(Figure record extracts)

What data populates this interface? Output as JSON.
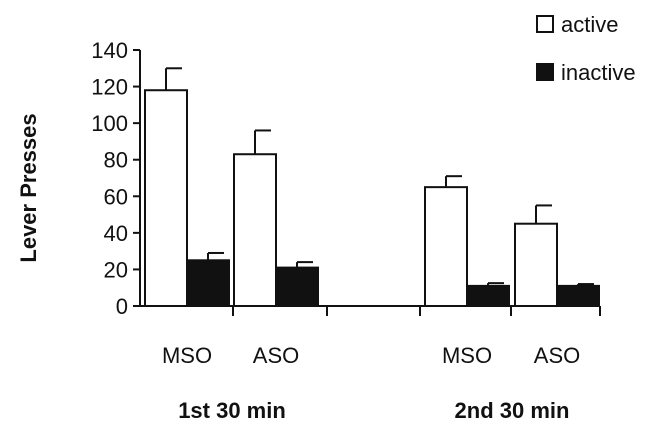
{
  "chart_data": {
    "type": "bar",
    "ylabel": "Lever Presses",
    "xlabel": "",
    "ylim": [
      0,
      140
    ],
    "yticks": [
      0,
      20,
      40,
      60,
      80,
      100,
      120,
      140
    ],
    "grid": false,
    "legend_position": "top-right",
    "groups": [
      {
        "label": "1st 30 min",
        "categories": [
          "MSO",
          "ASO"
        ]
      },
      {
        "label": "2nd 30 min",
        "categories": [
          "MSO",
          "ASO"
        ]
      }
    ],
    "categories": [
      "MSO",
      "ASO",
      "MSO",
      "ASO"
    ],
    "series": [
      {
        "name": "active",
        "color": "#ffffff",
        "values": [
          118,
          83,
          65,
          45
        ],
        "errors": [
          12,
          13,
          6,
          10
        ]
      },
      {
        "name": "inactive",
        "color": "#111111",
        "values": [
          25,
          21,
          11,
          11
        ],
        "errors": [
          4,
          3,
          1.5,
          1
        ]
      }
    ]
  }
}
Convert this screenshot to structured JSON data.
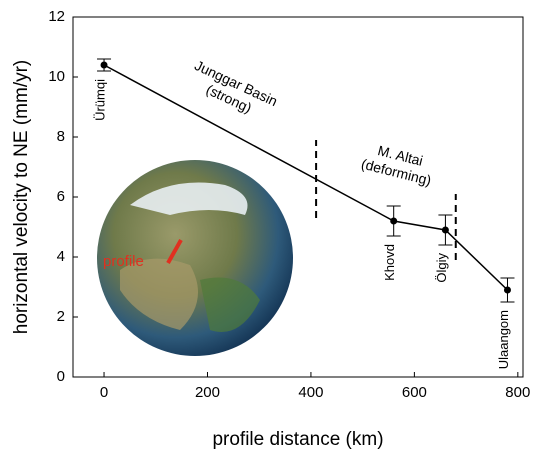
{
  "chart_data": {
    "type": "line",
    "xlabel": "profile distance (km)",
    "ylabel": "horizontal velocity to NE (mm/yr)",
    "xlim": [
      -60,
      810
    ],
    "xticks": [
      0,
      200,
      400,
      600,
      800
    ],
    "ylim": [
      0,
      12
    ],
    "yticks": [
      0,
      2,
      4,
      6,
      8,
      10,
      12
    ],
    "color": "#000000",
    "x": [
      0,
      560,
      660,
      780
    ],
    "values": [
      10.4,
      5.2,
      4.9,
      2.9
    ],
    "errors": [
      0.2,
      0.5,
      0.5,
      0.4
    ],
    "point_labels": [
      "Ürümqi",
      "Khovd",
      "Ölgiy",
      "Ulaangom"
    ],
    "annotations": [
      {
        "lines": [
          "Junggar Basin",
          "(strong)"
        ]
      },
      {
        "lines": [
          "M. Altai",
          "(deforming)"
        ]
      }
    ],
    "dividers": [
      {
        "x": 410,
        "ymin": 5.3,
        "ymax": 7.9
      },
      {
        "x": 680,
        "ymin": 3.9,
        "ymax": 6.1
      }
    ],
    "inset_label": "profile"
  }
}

Stated goal ▸
Go through the data and gather every line that holds "profile".

Output for this task ▸
    "xlabel": "profile distance (km)",
    "inset_label": "profile"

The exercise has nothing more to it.